• **TASK MATERIAL**:
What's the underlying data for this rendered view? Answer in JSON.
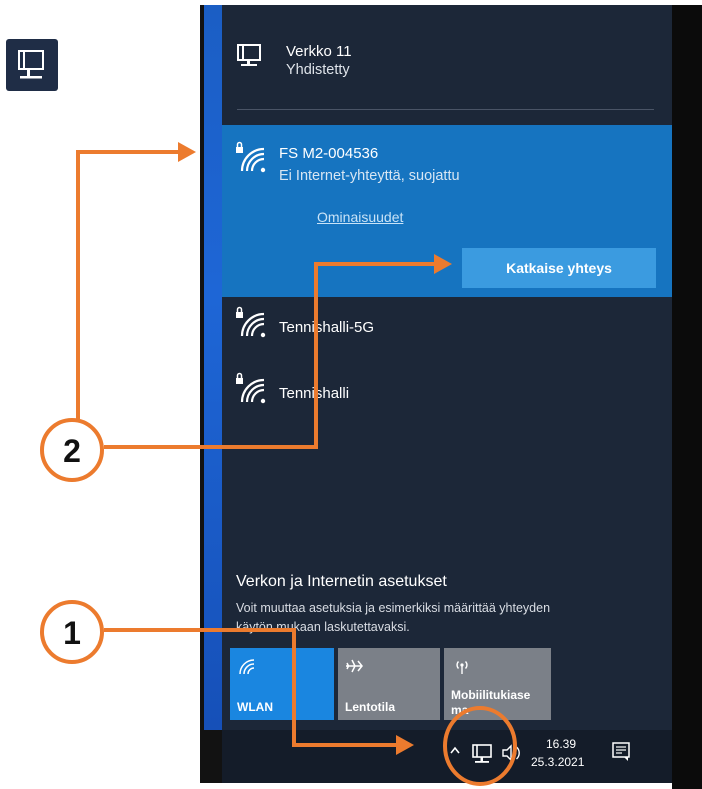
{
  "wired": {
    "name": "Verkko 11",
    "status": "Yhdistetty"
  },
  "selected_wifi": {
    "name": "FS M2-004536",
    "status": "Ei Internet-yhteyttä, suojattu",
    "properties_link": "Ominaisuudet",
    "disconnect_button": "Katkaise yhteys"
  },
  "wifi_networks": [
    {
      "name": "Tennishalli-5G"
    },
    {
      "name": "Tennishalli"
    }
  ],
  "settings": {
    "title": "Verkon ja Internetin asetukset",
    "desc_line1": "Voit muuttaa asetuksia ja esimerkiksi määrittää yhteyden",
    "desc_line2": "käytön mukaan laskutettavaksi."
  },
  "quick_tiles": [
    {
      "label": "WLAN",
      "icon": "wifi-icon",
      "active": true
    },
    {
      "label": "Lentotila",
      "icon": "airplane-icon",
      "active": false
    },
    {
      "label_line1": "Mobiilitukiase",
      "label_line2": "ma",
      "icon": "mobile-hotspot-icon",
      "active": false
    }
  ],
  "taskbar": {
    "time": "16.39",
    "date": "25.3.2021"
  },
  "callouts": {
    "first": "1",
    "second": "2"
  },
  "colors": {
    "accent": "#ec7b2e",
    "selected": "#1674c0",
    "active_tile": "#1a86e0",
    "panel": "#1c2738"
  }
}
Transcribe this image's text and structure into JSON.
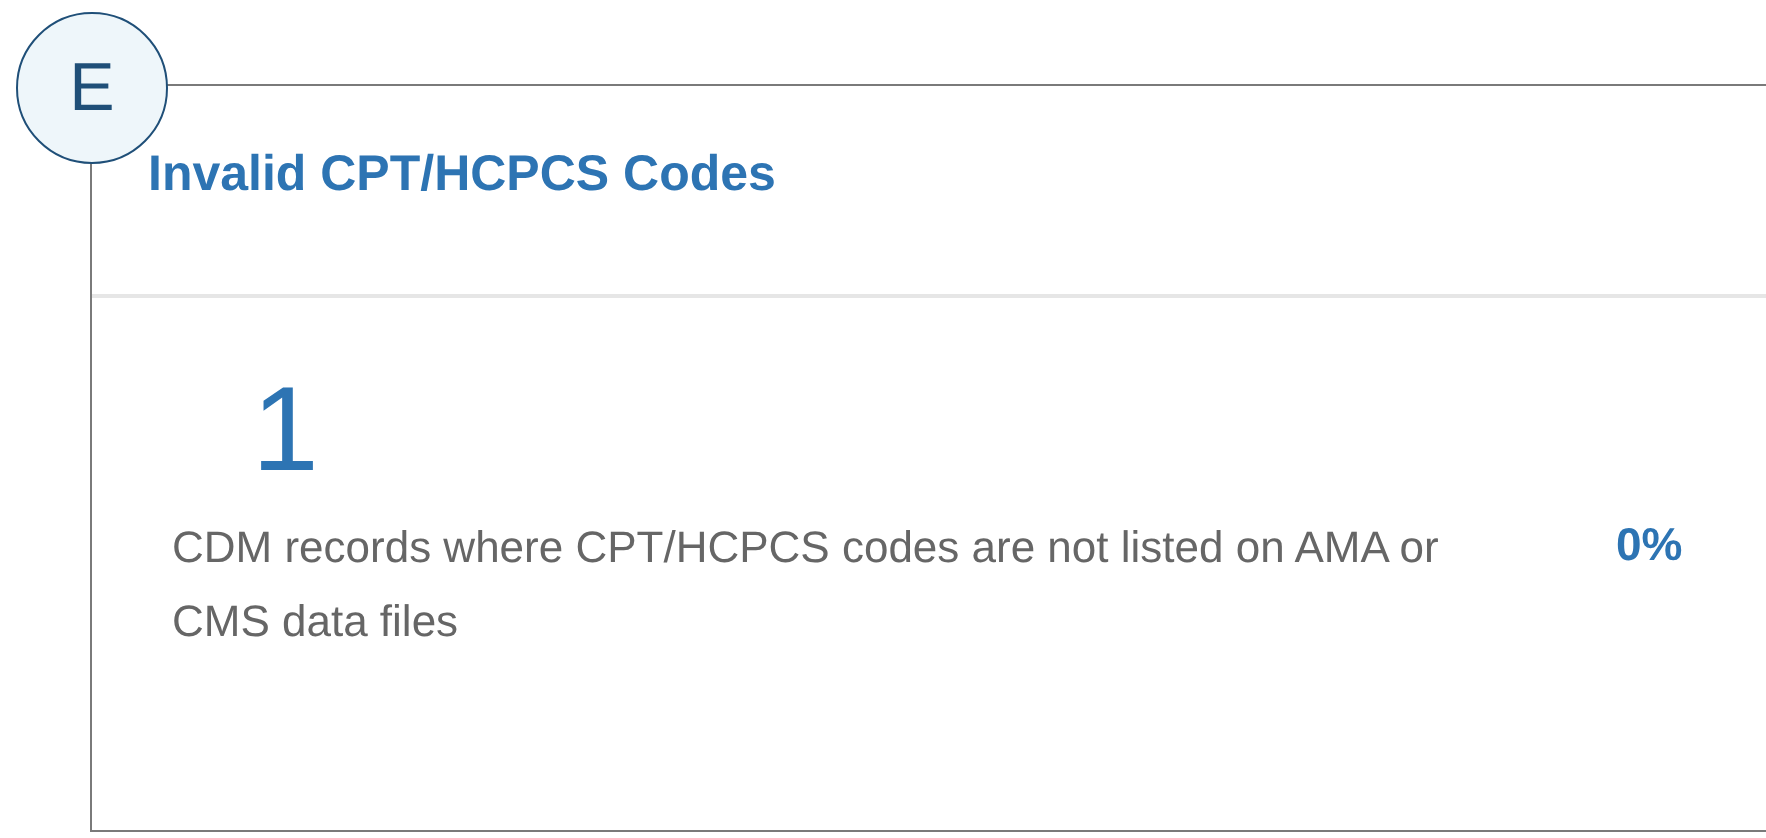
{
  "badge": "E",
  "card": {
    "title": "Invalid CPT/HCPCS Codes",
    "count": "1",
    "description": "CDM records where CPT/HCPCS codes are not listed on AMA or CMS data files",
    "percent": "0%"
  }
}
* * *
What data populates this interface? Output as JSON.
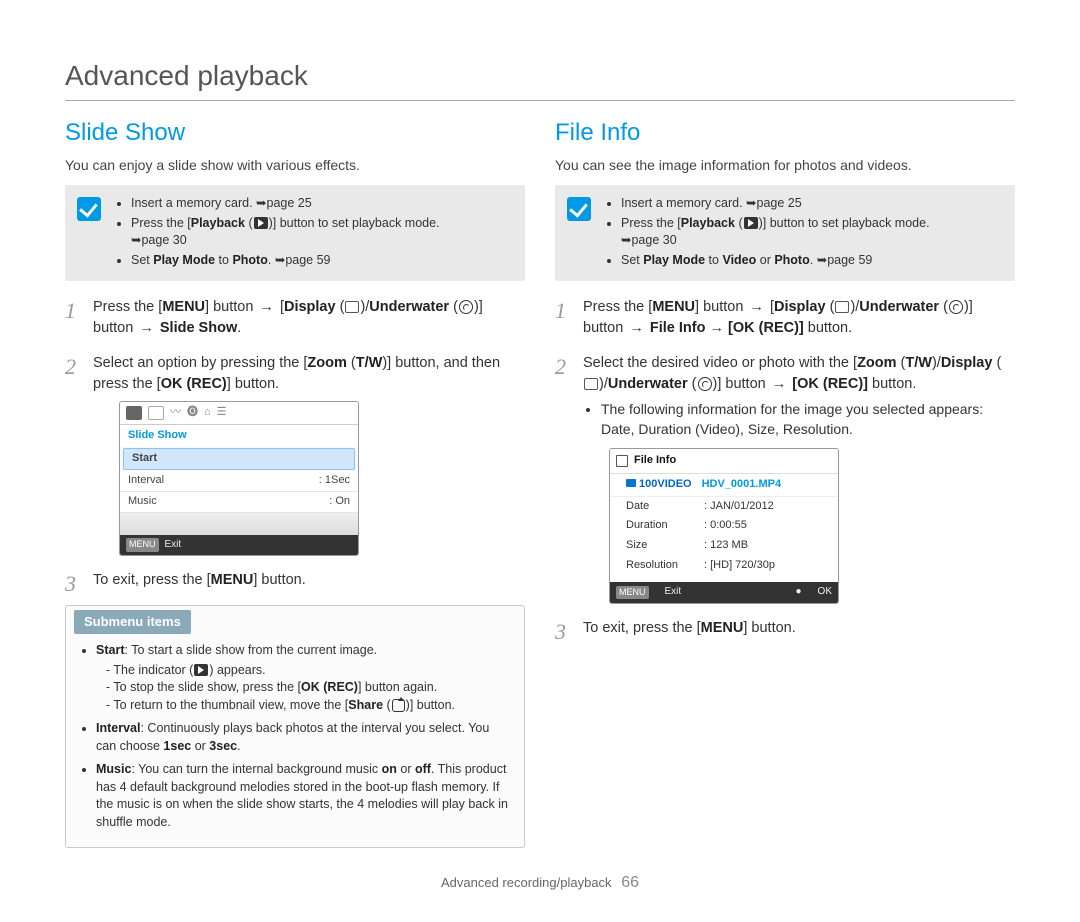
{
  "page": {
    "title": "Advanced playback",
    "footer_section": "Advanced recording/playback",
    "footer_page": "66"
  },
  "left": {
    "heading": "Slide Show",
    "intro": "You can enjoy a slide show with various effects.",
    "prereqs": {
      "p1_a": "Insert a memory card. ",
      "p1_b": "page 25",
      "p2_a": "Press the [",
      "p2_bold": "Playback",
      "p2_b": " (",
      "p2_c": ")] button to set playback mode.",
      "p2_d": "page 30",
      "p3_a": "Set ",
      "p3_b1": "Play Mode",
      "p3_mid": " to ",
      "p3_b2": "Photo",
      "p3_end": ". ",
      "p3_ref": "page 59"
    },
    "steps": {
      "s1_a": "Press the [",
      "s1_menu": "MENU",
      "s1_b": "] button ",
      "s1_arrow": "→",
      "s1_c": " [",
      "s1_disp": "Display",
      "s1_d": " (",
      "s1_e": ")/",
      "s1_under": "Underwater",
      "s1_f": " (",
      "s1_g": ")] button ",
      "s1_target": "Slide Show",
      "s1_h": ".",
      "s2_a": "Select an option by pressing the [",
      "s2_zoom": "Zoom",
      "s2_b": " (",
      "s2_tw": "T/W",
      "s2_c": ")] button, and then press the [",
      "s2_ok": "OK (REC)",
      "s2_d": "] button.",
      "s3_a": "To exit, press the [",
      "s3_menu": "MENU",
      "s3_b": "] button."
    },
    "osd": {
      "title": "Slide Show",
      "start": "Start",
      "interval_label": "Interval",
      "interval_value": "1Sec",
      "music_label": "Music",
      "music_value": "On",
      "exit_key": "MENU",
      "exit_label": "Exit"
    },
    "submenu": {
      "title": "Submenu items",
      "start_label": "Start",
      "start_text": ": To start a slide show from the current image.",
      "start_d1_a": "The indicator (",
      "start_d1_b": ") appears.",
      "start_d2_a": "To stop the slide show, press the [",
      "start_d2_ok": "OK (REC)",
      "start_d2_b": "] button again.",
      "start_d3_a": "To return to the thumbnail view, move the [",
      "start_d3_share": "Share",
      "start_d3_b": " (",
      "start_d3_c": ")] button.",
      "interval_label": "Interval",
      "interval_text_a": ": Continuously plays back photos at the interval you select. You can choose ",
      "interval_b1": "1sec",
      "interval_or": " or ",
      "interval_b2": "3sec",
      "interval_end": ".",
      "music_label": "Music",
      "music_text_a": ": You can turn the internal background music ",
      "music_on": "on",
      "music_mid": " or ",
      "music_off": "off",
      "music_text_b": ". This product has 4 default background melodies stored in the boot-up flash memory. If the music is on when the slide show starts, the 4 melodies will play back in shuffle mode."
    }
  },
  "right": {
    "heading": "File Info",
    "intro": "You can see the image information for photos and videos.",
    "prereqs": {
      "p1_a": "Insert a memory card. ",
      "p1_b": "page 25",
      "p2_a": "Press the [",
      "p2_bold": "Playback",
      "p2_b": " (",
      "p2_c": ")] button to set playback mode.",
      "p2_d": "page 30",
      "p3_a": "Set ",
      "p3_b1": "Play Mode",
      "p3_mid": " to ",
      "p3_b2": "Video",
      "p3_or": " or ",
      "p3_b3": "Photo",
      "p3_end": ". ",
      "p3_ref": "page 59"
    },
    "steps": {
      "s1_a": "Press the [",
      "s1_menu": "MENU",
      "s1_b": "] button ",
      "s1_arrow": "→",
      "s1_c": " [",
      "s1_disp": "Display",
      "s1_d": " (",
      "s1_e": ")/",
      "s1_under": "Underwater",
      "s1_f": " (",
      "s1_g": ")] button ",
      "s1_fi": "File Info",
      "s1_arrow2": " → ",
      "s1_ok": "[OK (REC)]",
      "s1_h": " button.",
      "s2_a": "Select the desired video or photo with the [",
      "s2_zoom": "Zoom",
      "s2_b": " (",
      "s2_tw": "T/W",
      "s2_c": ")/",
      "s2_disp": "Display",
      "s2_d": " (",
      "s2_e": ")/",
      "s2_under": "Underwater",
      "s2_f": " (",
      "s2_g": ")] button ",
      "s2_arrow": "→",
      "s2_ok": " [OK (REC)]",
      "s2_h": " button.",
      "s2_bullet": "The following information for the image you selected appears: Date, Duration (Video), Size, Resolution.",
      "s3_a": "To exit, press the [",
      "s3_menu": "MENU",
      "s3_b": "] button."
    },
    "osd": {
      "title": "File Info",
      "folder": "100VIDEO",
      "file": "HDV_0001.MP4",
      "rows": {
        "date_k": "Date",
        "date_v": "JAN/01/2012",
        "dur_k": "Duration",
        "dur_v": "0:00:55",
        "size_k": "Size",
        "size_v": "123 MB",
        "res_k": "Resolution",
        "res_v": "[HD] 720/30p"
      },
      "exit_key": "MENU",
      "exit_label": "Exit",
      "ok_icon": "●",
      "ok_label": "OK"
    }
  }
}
==
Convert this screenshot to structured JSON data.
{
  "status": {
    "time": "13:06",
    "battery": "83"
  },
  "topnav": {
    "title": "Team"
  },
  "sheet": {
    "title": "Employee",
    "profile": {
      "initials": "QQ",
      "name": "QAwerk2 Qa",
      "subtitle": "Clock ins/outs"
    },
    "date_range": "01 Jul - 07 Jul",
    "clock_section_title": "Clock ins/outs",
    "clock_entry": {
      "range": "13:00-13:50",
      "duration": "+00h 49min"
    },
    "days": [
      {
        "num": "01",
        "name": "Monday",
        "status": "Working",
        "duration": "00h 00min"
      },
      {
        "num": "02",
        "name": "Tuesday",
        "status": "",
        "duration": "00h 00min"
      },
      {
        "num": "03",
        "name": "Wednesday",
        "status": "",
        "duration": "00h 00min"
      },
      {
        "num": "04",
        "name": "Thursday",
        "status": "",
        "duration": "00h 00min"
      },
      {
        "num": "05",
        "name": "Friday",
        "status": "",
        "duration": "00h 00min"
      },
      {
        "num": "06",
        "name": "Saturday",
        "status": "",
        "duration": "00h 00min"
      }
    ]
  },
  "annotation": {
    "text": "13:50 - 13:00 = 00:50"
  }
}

• **DIRECTIONS**: Return every line containing "intro".

• **EXERCISE OUTPUT**:
    "intro": "You can enjoy a slide show with various effects.",
    "intro": "You can see the image information for photos and videos.",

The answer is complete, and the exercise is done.